» Instructions for the task
Scan the following material for the string "thấp" and copy each line in which it appears.

(Saved entries)

☆ ☆ ☆ ☆ ☆

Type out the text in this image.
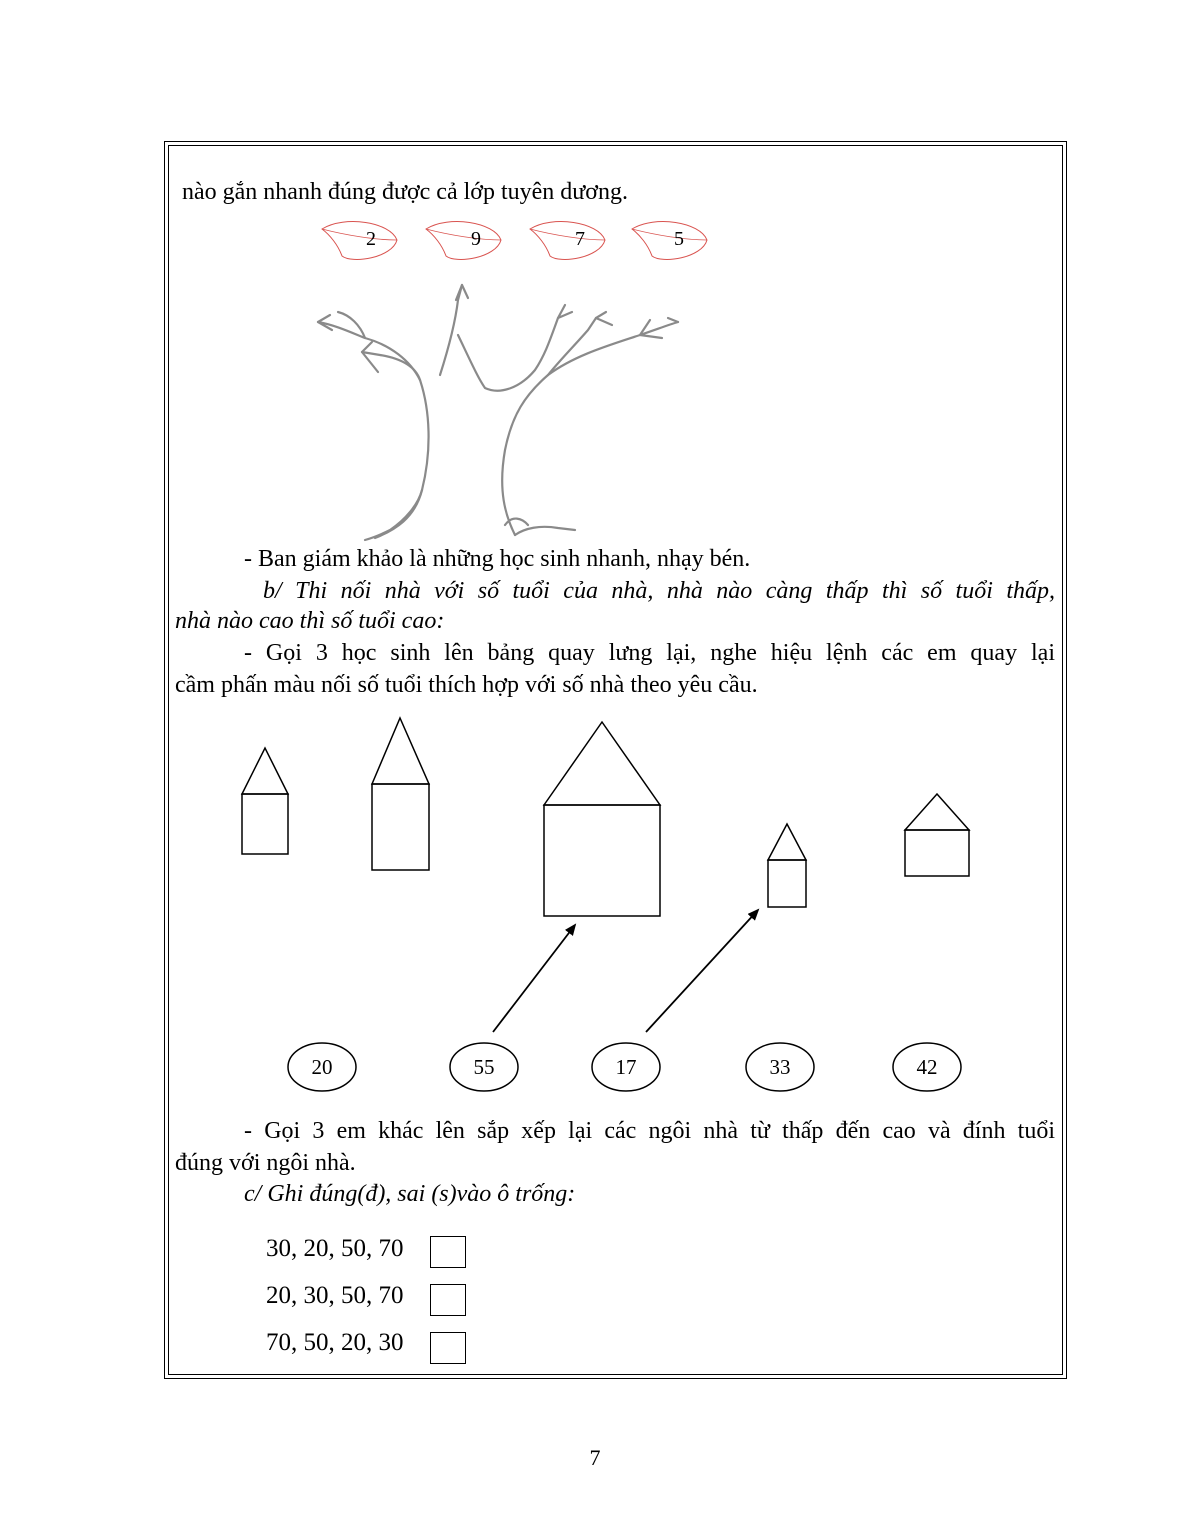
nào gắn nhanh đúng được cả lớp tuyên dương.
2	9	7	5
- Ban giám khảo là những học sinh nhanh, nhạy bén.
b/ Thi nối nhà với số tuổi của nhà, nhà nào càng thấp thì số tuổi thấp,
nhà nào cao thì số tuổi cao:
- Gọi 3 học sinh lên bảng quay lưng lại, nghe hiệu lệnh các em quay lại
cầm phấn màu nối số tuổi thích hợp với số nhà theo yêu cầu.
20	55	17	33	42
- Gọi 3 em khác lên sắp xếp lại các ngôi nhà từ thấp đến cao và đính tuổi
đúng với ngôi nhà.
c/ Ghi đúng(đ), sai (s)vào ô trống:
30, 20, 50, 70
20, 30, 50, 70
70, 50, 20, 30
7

☆ ☆ ☆ ☆ ☆

» Written solution
b/ Thi nối nhà với số tuổi của nhà, nhà nào càng thấp thì số tuổi thấp,
- Gọi 3 em khác lên sắp xếp lại các ngôi nhà từ thấp đến cao và đính tuổi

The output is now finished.